Written request: Using the data below, copy every line that contains the word "text".

[Recorded data]
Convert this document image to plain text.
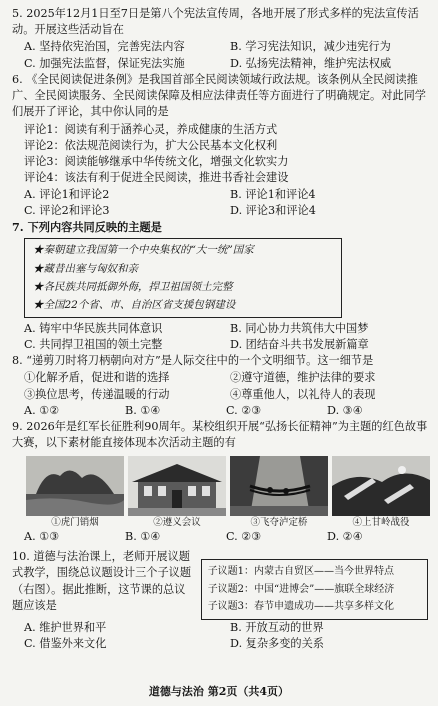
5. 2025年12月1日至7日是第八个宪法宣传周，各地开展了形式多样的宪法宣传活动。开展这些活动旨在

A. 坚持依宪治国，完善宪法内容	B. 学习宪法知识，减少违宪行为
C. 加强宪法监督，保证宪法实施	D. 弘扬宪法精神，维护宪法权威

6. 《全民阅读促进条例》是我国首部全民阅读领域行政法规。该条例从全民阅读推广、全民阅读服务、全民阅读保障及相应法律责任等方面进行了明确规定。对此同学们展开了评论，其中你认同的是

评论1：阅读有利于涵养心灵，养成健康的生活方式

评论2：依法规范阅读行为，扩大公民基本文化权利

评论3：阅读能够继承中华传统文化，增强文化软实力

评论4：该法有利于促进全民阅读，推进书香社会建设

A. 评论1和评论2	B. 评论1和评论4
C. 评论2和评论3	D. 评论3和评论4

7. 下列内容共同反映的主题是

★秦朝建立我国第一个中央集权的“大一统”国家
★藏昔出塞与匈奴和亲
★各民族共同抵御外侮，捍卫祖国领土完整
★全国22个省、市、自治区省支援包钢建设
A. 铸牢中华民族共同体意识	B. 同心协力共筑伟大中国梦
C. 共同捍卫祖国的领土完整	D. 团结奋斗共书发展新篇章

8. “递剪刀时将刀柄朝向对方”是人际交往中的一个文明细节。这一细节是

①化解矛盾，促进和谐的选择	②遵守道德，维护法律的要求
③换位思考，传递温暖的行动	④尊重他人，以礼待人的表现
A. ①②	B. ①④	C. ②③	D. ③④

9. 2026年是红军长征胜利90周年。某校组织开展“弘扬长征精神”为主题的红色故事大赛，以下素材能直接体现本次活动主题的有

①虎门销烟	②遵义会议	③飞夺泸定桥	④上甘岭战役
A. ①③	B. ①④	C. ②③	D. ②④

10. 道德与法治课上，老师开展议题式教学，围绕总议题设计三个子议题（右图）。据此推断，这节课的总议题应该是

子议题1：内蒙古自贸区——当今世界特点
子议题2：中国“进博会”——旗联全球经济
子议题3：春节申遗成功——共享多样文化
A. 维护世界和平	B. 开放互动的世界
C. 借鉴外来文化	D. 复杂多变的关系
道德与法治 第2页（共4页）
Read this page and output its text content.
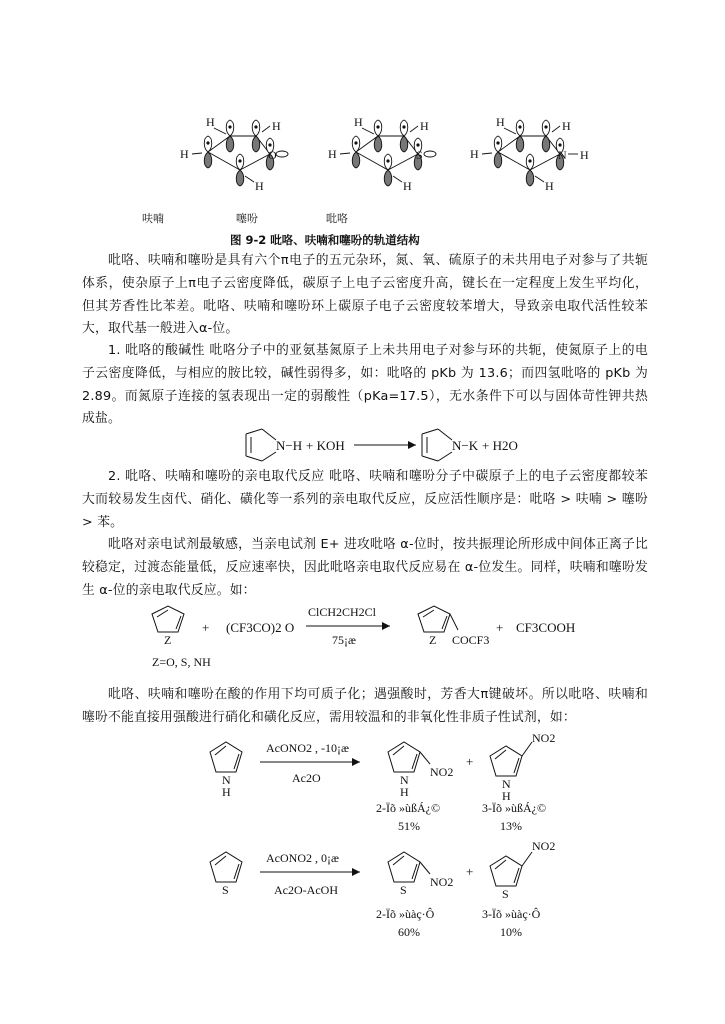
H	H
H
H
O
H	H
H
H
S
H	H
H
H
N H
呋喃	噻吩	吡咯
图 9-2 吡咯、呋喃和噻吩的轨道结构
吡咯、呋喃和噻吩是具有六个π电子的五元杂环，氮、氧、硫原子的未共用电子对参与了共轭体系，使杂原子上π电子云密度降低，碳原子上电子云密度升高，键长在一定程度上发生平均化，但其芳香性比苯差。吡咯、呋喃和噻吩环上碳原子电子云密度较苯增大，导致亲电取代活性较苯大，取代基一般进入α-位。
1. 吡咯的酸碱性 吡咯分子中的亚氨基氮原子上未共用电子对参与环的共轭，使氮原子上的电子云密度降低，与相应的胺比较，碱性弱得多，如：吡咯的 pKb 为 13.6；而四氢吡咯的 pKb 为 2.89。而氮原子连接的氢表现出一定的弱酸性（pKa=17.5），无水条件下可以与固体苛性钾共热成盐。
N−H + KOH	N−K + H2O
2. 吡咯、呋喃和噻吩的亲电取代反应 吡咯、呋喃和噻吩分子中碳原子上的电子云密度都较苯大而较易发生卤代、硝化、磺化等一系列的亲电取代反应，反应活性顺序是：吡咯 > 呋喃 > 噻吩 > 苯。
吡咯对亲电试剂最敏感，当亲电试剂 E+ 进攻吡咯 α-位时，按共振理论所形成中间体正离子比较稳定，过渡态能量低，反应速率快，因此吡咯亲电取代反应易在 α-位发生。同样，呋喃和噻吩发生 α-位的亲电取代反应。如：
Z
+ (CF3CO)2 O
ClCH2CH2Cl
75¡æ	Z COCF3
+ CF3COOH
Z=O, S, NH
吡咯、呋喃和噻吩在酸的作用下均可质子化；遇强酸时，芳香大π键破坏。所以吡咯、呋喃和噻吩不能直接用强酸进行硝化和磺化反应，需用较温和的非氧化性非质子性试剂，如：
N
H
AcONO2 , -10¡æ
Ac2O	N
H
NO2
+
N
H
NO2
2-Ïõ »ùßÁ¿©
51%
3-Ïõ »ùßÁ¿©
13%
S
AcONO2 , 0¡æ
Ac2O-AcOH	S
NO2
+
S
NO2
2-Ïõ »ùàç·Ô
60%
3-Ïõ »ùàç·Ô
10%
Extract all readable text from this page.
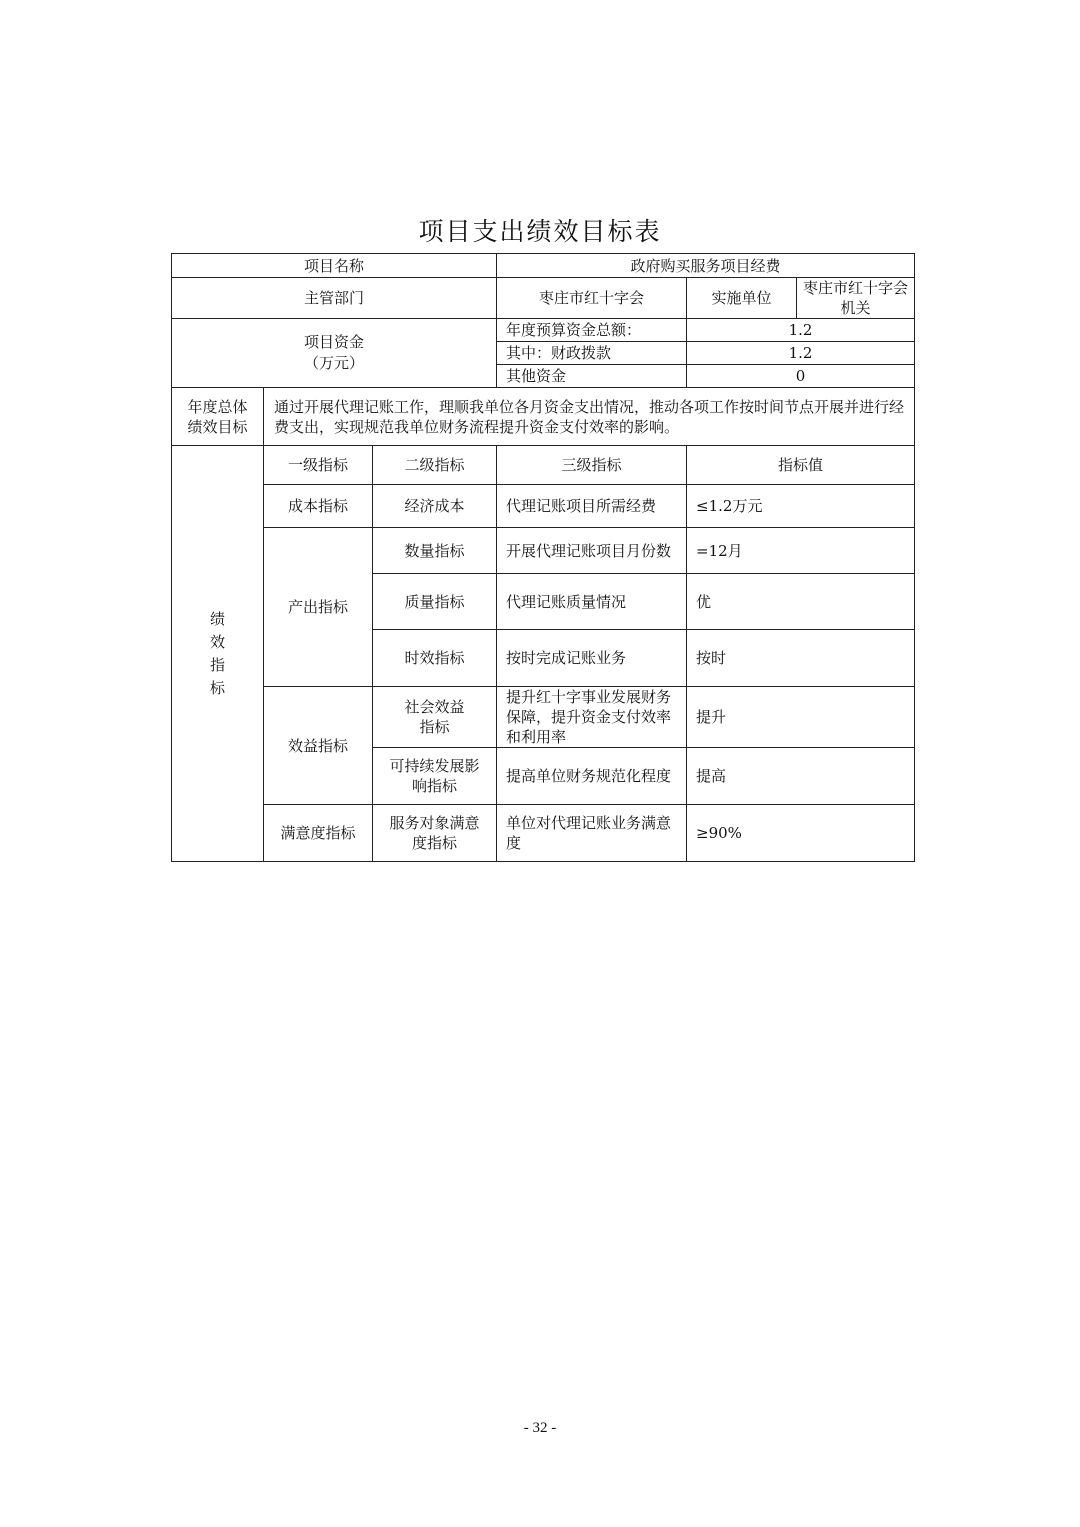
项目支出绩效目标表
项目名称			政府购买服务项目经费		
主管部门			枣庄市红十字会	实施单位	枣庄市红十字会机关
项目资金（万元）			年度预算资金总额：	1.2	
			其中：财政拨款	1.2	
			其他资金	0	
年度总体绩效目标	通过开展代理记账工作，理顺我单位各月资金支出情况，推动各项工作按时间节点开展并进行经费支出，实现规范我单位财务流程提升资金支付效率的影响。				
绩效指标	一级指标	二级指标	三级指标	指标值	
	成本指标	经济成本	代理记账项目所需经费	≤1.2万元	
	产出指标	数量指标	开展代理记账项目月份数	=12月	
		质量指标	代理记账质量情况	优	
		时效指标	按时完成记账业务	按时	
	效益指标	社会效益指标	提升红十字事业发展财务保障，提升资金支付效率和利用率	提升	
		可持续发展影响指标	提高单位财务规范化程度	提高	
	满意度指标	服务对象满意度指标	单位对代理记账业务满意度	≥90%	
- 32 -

Task output:
Convert this document image to plain text.
Read this page and output its text content.
Extract all readable text from this page.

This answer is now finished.